Données:
..............................

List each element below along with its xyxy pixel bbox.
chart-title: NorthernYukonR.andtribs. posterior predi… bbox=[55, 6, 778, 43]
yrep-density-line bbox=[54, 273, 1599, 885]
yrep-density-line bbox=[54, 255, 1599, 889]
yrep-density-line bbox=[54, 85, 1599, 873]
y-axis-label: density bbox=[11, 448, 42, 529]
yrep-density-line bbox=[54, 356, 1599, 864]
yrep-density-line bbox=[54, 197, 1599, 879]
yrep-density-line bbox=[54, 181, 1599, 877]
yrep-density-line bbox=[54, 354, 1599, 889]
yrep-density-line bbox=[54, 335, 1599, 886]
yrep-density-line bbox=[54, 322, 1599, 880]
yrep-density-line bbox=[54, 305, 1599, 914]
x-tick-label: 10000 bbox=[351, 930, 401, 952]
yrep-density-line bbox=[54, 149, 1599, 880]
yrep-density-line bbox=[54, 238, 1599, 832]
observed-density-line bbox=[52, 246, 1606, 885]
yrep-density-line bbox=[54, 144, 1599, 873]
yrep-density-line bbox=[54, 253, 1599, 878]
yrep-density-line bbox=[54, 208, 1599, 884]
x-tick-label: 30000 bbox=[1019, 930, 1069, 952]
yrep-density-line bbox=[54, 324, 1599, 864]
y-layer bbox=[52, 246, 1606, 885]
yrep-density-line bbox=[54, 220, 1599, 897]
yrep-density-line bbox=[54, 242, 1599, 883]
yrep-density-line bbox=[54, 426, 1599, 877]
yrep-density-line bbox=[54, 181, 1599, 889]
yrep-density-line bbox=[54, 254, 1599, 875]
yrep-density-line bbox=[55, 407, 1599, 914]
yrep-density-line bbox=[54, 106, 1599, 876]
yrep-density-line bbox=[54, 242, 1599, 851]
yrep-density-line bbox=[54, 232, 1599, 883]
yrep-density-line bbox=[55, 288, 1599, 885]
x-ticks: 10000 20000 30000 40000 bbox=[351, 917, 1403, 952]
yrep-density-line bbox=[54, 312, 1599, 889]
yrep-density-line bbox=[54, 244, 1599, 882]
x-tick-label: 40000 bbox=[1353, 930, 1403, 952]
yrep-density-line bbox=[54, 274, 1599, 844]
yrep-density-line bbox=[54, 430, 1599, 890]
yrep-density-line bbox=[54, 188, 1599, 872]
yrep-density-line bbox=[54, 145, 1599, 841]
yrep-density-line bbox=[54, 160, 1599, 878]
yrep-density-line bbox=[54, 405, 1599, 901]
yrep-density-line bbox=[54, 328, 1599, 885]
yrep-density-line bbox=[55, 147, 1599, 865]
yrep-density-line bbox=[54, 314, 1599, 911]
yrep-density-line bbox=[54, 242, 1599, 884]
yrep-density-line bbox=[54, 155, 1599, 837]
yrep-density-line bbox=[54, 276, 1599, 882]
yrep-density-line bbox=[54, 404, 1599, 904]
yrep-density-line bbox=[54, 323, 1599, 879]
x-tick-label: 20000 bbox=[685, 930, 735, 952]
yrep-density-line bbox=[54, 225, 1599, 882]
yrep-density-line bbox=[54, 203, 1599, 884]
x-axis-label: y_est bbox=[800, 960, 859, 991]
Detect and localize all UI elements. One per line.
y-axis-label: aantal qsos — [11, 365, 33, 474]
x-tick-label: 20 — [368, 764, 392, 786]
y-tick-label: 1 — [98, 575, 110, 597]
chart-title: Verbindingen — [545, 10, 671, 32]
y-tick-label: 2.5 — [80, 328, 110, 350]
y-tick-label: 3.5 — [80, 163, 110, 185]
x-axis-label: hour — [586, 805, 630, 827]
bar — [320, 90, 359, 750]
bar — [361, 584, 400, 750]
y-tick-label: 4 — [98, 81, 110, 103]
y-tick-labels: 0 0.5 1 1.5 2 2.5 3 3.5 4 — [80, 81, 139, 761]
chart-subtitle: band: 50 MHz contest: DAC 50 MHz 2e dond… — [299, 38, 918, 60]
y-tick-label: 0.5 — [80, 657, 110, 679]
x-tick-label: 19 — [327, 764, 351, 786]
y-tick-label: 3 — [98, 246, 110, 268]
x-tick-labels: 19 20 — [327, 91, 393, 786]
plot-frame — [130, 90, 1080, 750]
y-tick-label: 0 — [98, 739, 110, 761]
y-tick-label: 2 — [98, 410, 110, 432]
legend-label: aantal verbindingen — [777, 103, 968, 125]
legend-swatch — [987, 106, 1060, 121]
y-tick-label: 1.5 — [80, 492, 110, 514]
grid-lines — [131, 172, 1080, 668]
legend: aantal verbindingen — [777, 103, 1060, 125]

..............................

Objectif: Convertissez en liste JSON de chaînes, une chaîne par ligne et sans les lignes vides, les lignes du listing en commençant par la toute première et en terminant par celle qui contient « yrep-density-line bbox=[54, 324, 1599, 864] », incluse.

Résultat attendu:
[
  "List each element below along with its xyxy pixel bbox.",
  "chart-title: NorthernYukonR.andtribs. posterior predi… bbox=[55, 6, 778, 43]",
  "yrep-density-line bbox=[54, 273, 1599, 885]",
  "yrep-density-line bbox=[54, 255, 1599, 889]",
  "yrep-density-line bbox=[54, 85, 1599, 873]",
  "y-axis-label: density bbox=[11, 448, 42, 529]",
  "yrep-density-line bbox=[54, 356, 1599, 864]",
  "yrep-density-line bbox=[54, 197, 1599, 879]",
  "yrep-density-line bbox=[54, 181, 1599, 877]",
  "yrep-density-line bbox=[54, 354, 1599, 889]",
  "yrep-density-line bbox=[54, 335, 1599, 886]",
  "yrep-density-line bbox=[54, 322, 1599, 880]",
  "yrep-density-line bbox=[54, 305, 1599, 914]",
  "x-tick-label: 10000 bbox=[351, 930, 401, 952]",
  "yrep-density-line bbox=[54, 149, 1599, 880]",
  "yrep-density-line bbox=[54, 238, 1599, 832]",
  "observed-density-line bbox=[52, 246, 1606, 885]",
  "yrep-density-line bbox=[54, 144, 1599, 873]",
  "yrep-density-line bbox=[54, 253, 1599, 878]",
  "yrep-density-line bbox=[54, 208, 1599, 884]",
  "x-tick-label: 30000 bbox=[1019, 930, 1069, 952]",
  "yrep-density-line bbox=[54, 324, 1599, 864]"
]